***** DATA ROWS
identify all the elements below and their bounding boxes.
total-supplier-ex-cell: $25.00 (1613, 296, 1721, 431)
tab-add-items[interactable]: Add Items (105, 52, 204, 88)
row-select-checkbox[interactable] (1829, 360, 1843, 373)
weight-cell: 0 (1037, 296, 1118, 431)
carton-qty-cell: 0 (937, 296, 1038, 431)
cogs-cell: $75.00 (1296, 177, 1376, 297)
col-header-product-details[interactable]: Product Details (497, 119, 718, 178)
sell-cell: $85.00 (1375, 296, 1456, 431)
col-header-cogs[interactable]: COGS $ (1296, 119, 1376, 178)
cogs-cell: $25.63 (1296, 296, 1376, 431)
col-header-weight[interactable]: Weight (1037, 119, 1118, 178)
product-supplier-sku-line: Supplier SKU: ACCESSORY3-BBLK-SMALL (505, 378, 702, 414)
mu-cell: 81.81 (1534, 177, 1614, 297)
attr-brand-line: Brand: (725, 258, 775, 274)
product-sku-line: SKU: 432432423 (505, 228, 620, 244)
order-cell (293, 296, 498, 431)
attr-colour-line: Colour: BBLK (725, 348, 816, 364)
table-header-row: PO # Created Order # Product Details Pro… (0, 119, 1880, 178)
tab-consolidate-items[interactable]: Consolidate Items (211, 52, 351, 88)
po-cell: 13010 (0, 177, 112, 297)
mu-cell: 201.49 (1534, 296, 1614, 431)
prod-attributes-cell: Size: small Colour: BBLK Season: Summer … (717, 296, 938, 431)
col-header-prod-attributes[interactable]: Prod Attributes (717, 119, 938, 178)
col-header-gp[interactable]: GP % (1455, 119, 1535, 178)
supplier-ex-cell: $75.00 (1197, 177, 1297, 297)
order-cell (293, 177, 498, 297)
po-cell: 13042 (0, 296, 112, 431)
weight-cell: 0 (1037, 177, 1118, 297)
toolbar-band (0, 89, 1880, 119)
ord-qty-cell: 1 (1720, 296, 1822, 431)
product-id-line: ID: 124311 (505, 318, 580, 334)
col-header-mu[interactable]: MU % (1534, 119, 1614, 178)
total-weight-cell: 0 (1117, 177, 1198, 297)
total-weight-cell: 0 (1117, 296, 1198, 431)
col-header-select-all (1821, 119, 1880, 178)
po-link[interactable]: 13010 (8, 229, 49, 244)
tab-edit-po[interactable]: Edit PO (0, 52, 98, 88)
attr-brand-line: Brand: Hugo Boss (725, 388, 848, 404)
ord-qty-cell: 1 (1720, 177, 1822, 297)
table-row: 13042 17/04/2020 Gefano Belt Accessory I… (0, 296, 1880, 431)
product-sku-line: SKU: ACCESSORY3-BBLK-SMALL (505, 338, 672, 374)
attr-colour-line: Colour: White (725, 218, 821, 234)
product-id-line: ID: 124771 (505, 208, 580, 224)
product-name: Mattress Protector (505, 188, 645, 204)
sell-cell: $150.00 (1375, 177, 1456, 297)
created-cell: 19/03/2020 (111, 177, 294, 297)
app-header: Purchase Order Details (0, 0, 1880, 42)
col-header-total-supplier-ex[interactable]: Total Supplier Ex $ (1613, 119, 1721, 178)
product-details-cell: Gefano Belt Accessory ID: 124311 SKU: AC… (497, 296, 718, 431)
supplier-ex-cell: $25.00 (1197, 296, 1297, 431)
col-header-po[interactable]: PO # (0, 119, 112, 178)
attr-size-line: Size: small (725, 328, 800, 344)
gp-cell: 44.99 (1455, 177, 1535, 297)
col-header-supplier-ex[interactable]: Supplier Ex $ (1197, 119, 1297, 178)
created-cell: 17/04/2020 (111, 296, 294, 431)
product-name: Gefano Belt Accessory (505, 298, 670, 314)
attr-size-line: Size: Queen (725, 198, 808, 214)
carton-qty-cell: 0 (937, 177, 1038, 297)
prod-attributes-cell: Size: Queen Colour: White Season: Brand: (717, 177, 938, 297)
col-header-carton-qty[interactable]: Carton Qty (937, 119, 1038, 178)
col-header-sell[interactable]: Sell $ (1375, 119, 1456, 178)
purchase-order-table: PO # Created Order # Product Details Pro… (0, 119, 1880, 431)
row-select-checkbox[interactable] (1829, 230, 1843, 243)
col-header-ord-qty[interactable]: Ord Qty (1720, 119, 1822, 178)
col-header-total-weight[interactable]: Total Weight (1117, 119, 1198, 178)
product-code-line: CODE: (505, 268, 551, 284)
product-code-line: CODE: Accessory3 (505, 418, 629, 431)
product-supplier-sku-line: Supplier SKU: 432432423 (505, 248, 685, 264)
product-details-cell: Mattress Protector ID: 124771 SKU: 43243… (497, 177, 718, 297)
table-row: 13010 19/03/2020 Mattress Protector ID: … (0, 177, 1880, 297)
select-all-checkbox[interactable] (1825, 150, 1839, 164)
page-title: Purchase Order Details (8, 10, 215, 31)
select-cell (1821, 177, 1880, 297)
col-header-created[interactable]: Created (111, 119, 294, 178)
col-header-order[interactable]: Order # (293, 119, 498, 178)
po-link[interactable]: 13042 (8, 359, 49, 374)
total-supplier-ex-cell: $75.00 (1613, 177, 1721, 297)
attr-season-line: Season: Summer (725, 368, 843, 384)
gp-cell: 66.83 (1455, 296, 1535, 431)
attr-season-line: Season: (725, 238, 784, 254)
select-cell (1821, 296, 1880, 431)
**********
WHAT IS BEING ASKED:
Please update the listing above, replacing "Hugo Boss" with "Calvin Klein" everywhere it occurs and keeping everything else the same.

REPLY:
identify all the elements below and their bounding boxes.
total-supplier-ex-cell: $25.00 (1613, 296, 1721, 431)
tab-add-items[interactable]: Add Items (105, 52, 204, 88)
row-select-checkbox[interactable] (1829, 360, 1843, 373)
weight-cell: 0 (1037, 296, 1118, 431)
carton-qty-cell: 0 (937, 296, 1038, 431)
cogs-cell: $75.00 (1296, 177, 1376, 297)
col-header-product-details[interactable]: Product Details (497, 119, 718, 178)
sell-cell: $85.00 (1375, 296, 1456, 431)
col-header-cogs[interactable]: COGS $ (1296, 119, 1376, 178)
cogs-cell: $25.63 (1296, 296, 1376, 431)
col-header-weight[interactable]: Weight (1037, 119, 1118, 178)
product-supplier-sku-line: Supplier SKU: ACCESSORY3-BBLK-SMALL (505, 378, 702, 414)
mu-cell: 81.81 (1534, 177, 1614, 297)
attr-brand-line: Brand: (725, 258, 775, 274)
product-sku-line: SKU: 432432423 (505, 228, 620, 244)
order-cell (293, 296, 498, 431)
attr-colour-line: Colour: BBLK (725, 348, 816, 364)
table-header-row: PO # Created Order # Product Details Pro… (0, 119, 1880, 178)
tab-consolidate-items[interactable]: Consolidate Items (211, 52, 351, 88)
po-cell: 13010 (0, 177, 112, 297)
mu-cell: 201.49 (1534, 296, 1614, 431)
prod-attributes-cell: Size: small Colour: BBLK Season: Summer … (717, 296, 938, 431)
col-header-prod-attributes[interactable]: Prod Attributes (717, 119, 938, 178)
col-header-gp[interactable]: GP % (1455, 119, 1535, 178)
supplier-ex-cell: $75.00 (1197, 177, 1297, 297)
order-cell (293, 177, 498, 297)
po-cell: 13042 (0, 296, 112, 431)
weight-cell: 0 (1037, 177, 1118, 297)
toolbar-band (0, 89, 1880, 119)
ord-qty-cell: 1 (1720, 296, 1822, 431)
product-id-line: ID: 124311 (505, 318, 580, 334)
col-header-mu[interactable]: MU % (1534, 119, 1614, 178)
total-weight-cell: 0 (1117, 177, 1198, 297)
total-weight-cell: 0 (1117, 296, 1198, 431)
col-header-select-all (1821, 119, 1880, 178)
po-link[interactable]: 13010 (8, 229, 49, 244)
tab-edit-po[interactable]: Edit PO (0, 52, 98, 88)
attr-brand-line: Brand: Calvin Klein (725, 388, 848, 404)
ord-qty-cell: 1 (1720, 177, 1822, 297)
table-row: 13042 17/04/2020 Gefano Belt Accessory I… (0, 296, 1880, 431)
product-sku-line: SKU: ACCESSORY3-BBLK-SMALL (505, 338, 672, 374)
attr-colour-line: Colour: White (725, 218, 821, 234)
product-id-line: ID: 124771 (505, 208, 580, 224)
product-name: Mattress Protector (505, 188, 645, 204)
sell-cell: $150.00 (1375, 177, 1456, 297)
created-cell: 19/03/2020 (111, 177, 294, 297)
app-header: Purchase Order Details (0, 0, 1880, 42)
col-header-total-supplier-ex[interactable]: Total Supplier Ex $ (1613, 119, 1721, 178)
product-details-cell: Gefano Belt Accessory ID: 124311 SKU: AC… (497, 296, 718, 431)
supplier-ex-cell: $25.00 (1197, 296, 1297, 431)
col-header-po[interactable]: PO # (0, 119, 112, 178)
attr-size-line: Size: small (725, 328, 800, 344)
gp-cell: 44.99 (1455, 177, 1535, 297)
col-header-supplier-ex[interactable]: Supplier Ex $ (1197, 119, 1297, 178)
created-cell: 17/04/2020 (111, 296, 294, 431)
product-name: Gefano Belt Accessory (505, 298, 670, 314)
attr-size-line: Size: Queen (725, 198, 808, 214)
carton-qty-cell: 0 (937, 177, 1038, 297)
prod-attributes-cell: Size: Queen Colour: White Season: Brand: (717, 177, 938, 297)
col-header-carton-qty[interactable]: Carton Qty (937, 119, 1038, 178)
col-header-sell[interactable]: Sell $ (1375, 119, 1456, 178)
purchase-order-table: PO # Created Order # Product Details Pro… (0, 119, 1880, 431)
row-select-checkbox[interactable] (1829, 230, 1843, 243)
col-header-ord-qty[interactable]: Ord Qty (1720, 119, 1822, 178)
col-header-total-weight[interactable]: Total Weight (1117, 119, 1198, 178)
product-code-line: CODE: (505, 268, 551, 284)
product-code-line: CODE: Accessory3 (505, 418, 629, 431)
product-supplier-sku-line: Supplier SKU: 432432423 (505, 248, 685, 264)
product-details-cell: Mattress Protector ID: 124771 SKU: 43243… (497, 177, 718, 297)
table-row: 13010 19/03/2020 Mattress Protector ID: … (0, 177, 1880, 297)
select-all-checkbox[interactable] (1825, 150, 1839, 164)
page-title: Purchase Order Details (8, 10, 215, 31)
select-cell (1821, 177, 1880, 297)
col-header-created[interactable]: Created (111, 119, 294, 178)
col-header-order[interactable]: Order # (293, 119, 498, 178)
po-link[interactable]: 13042 (8, 359, 49, 374)
total-supplier-ex-cell: $75.00 (1613, 177, 1721, 297)
attr-season-line: Season: Summer (725, 368, 843, 384)
gp-cell: 66.83 (1455, 296, 1535, 431)
attr-season-line: Season: (725, 238, 784, 254)
select-cell (1821, 296, 1880, 431)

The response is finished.